--- start of Provided material ---

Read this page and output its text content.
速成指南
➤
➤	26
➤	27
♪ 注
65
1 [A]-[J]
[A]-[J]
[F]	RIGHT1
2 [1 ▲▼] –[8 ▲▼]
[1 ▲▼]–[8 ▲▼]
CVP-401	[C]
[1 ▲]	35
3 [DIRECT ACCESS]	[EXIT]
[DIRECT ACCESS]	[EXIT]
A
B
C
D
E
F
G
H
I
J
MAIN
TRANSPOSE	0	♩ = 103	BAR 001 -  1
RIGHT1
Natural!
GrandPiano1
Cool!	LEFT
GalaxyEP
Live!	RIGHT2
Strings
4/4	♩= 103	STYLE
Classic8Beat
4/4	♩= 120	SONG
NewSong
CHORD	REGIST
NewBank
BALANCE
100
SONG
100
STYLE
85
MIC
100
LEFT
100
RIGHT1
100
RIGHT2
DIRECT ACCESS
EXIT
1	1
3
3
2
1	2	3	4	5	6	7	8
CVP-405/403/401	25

--- end of Provided material ---

** Work instructions **
Copy each line above containing the string "ACCESS".

** The answer **
3 [DIRECT ACCESS]	[EXIT]
[DIRECT ACCESS]	[EXIT]
DIRECT ACCESS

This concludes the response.